> [SET TASK]: Retype all the entries word for word, but omit the pictures.

> [STORED RECORDS]:
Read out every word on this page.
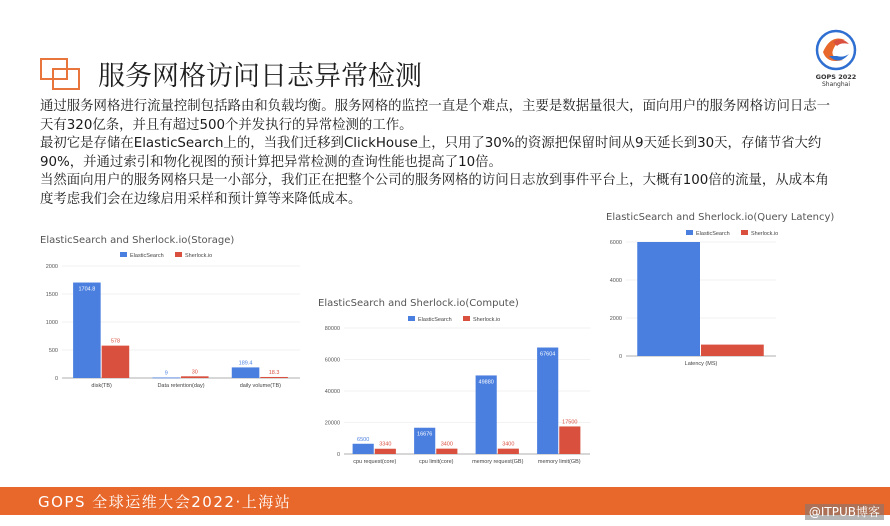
服务网格访问日志异常检测	GOPS 2022
Shanghai

通过服务网格进行流量控制包括路由和负载均衡。服务网格的监控一直是个难点，主要是数据量很大，面向用户的服务网格访问日志一天有320亿条，并且有超过500个并发执行的异常检测的工作。

最初它是存储在ElasticSearch上的，当我们迁移到ClickHouse上，只用了30%的资源把保留时间从9天延长到30天，存储节省大约90%，并通过索引和物化视图的预计算把异常检测的查询性能也提高了10倍。

当然面向用户的服务网格只是一小部分，我们正在把整个公司的服务网格的访问日志放到事件平台上，大概有100倍的流量，从成本角度考虑我们会在边缘启用采样和预计算等来降低成本。

ElasticSearch and Sherlock.io(Storage)
ElasticSearch	Sherlock.io
0
500
1000
1500
2000
1704.8
578
disk(TB)
9	30
Data retention(day)
189.4
18.3
daily volume(TB)
ElasticSearch and Sherlock.io(Compute)
ElasticSearch	Sherlock.io
0
20000
40000
60000
80000
6500
3340
cpu request(core)
16676
3400
cpu limit(core)
49880
3400
memory request(GB)
67604
17500
memory limit(GB)
ElasticSearch and Sherlock.io(Query Latency)
ElasticSearch	Sherlock.io
0
2000
4000
6000
Latency (MS)
GOPS 全球运维大会2022·上海站
@ITPUB博客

> [TASK RESPONSE]:
Read out every word on this page.
服务网格访问日志异常检测	GOPS 2022
Shanghai

通过服务网格进行流量控制包括路由和负载均衡。服务网格的监控一直是个难点，主要是数据量很大，面向用户的服务网格访问日志一天有320亿条，并且有超过500个并发执行的异常检测的工作。

最初它是存储在ElasticSearch上的，当我们迁移到ClickHouse上，只用了30%的资源把保留时间从9天延长到30天，存储节省大约90%，并通过索引和物化视图的预计算把异常检测的查询性能也提高了10倍。

当然面向用户的服务网格只是一小部分，我们正在把整个公司的服务网格的访问日志放到事件平台上，大概有100倍的流量，从成本角度考虑我们会在边缘启用采样和预计算等来降低成本。

ElasticSearch and Sherlock.io(Storage)
ElasticSearch	Sherlock.io
0
500
1000
1500
2000
1704.8
578
disk(TB)
9	30
Data retention(day)
189.4
18.3
daily volume(TB)
ElasticSearch and Sherlock.io(Compute)
ElasticSearch	Sherlock.io
0
20000
40000
60000
80000
6500
3340
cpu request(core)
16676
3400
cpu limit(core)
49880
3400
memory request(GB)
67604
17500
memory limit(GB)
ElasticSearch and Sherlock.io(Query Latency)
ElasticSearch	Sherlock.io
0
2000
4000
6000
Latency (MS)
GOPS 全球运维大会2022·上海站
@ITPUB博客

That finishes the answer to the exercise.